Your goal: Read the data and repeat it in full, exactly.

╭─ Provided material

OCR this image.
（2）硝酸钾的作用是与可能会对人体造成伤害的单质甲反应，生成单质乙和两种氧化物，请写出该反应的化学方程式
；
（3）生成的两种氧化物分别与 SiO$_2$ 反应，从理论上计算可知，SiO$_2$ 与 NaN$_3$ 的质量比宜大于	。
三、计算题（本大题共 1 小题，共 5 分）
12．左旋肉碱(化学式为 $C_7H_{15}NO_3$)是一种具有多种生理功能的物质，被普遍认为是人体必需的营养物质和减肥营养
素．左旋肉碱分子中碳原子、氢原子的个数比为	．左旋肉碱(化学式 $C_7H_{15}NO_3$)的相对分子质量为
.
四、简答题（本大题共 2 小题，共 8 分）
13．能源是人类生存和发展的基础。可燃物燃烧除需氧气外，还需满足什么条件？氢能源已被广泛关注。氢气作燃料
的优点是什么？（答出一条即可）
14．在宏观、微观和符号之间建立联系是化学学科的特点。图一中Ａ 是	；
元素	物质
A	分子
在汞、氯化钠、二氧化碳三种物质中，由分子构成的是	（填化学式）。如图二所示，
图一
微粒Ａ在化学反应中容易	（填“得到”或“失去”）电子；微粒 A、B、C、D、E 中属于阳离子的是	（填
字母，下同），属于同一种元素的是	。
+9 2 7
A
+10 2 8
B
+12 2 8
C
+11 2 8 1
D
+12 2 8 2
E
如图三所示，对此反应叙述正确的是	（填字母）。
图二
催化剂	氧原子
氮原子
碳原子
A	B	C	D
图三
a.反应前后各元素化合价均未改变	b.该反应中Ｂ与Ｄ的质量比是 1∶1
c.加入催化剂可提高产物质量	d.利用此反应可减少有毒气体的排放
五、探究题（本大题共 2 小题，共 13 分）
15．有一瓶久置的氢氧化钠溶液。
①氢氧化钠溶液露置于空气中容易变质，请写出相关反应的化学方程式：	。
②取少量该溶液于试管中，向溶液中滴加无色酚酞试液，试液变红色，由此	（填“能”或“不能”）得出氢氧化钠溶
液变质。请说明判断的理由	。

╰─

The response:
OCR this image.
（2）硝酸钾的作用是与可能会对人体造成伤害的单质甲反应，生成单质乙和两种氧化物，请写出该反应的化学方程式
；
（3）生成的两种氧化物分别与 SiO$_2$ 反应，从理论上计算可知，SiO$_2$ 与 NaN$_3$ 的质量比宜大于	。
三、计算题（本大题共 1 小题，共 5 分）
12．左旋肉碱(化学式为 $C_7H_{15}NO_3$)是一种具有多种生理功能的物质，被普遍认为是人体必需的营养物质和减肥营养
素．左旋肉碱分子中碳原子、氢原子的个数比为	．左旋肉碱(化学式 $C_7H_{15}NO_3$)的相对分子质量为
.
四、简答题（本大题共 2 小题，共 8 分）
13．能源是人类生存和发展的基础。可燃物燃烧除需氧气外，还需满足什么条件？氢能源已被广泛关注。氢气作燃料
的优点是什么？（答出一条即可）
14．在宏观、微观和符号之间建立联系是化学学科的特点。图一中Ａ 是	；
元素	物质
A	分子
在汞、氯化钠、二氧化碳三种物质中，由分子构成的是	（填化学式）。如图二所示，
图一
微粒Ａ在化学反应中容易	（填“得到”或“失去”）电子；微粒 A、B、C、D、E 中属于阳离子的是	（填
字母，下同），属于同一种元素的是	。
+9 2 7
A
+10 2 8
B
+12 2 8
C
+11 2 8 1
D
+12 2 8 2
E
如图三所示，对此反应叙述正确的是	（填字母）。
图二
催化剂	氧原子
氮原子
碳原子
A	B	C	D
图三
a.反应前后各元素化合价均未改变	b.该反应中Ｂ与Ｄ的质量比是 1∶1
c.加入催化剂可提高产物质量	d.利用此反应可减少有毒气体的排放
五、探究题（本大题共 2 小题，共 13 分）
15．有一瓶久置的氢氧化钠溶液。
①氢氧化钠溶液露置于空气中容易变质，请写出相关反应的化学方程式：	。
②取少量该溶液于试管中，向溶液中滴加无色酚酞试液，试液变红色，由此	（填“能”或“不能”）得出氢氧化钠溶
液变质。请说明判断的理由	。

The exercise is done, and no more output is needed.